[Dataset items]
* START *
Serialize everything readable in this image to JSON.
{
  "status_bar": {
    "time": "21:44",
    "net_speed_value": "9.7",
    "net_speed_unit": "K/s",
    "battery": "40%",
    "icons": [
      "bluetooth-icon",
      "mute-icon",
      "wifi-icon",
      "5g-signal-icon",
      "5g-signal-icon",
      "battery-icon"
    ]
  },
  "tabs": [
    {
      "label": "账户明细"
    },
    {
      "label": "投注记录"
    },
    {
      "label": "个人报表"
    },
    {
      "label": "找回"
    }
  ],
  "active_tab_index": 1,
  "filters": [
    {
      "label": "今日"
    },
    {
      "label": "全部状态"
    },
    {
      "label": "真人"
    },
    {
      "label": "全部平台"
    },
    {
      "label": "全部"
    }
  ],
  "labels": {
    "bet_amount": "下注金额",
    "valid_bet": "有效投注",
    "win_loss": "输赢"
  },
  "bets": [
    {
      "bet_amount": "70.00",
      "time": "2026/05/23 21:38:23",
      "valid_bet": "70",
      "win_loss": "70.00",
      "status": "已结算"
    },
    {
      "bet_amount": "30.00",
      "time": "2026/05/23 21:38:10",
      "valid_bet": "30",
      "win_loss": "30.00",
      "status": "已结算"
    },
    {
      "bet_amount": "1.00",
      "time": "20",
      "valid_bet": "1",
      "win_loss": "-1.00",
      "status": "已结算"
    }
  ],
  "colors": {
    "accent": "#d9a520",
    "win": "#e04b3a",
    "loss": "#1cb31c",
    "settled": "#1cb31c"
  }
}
* END *
(PROBLEM DETAILS):
Retype every entry above, word for word.

(PROBLEM SOLUTION):
Serialize everything readable in this image to JSON.
{
  "status_bar": {
    "time": "21:44",
    "net_speed_value": "9.7",
    "net_speed_unit": "K/s",
    "battery": "40%",
    "icons": [
      "bluetooth-icon",
      "mute-icon",
      "wifi-icon",
      "5g-signal-icon",
      "5g-signal-icon",
      "battery-icon"
    ]
  },
  "tabs": [
    {
      "label": "账户明细"
    },
    {
      "label": "投注记录"
    },
    {
      "label": "个人报表"
    },
    {
      "label": "找回"
    }
  ],
  "active_tab_index": 1,
  "filters": [
    {
      "label": "今日"
    },
    {
      "label": "全部状态"
    },
    {
      "label": "真人"
    },
    {
      "label": "全部平台"
    },
    {
      "label": "全部"
    }
  ],
  "labels": {
    "bet_amount": "下注金额",
    "valid_bet": "有效投注",
    "win_loss": "输赢"
  },
  "bets": [
    {
      "bet_amount": "70.00",
      "time": "2026/05/23 21:38:23",
      "valid_bet": "70",
      "win_loss": "70.00",
      "status": "已结算"
    },
    {
      "bet_amount": "30.00",
      "time": "2026/05/23 21:38:10",
      "valid_bet": "30",
      "win_loss": "30.00",
      "status": "已结算"
    },
    {
      "bet_amount": "1.00",
      "time": "20",
      "valid_bet": "1",
      "win_loss": "-1.00",
      "status": "已结算"
    }
  ],
  "colors": {
    "accent": "#d9a520",
    "win": "#e04b3a",
    "loss": "#1cb31c",
    "settled": "#1cb31c"
  }
}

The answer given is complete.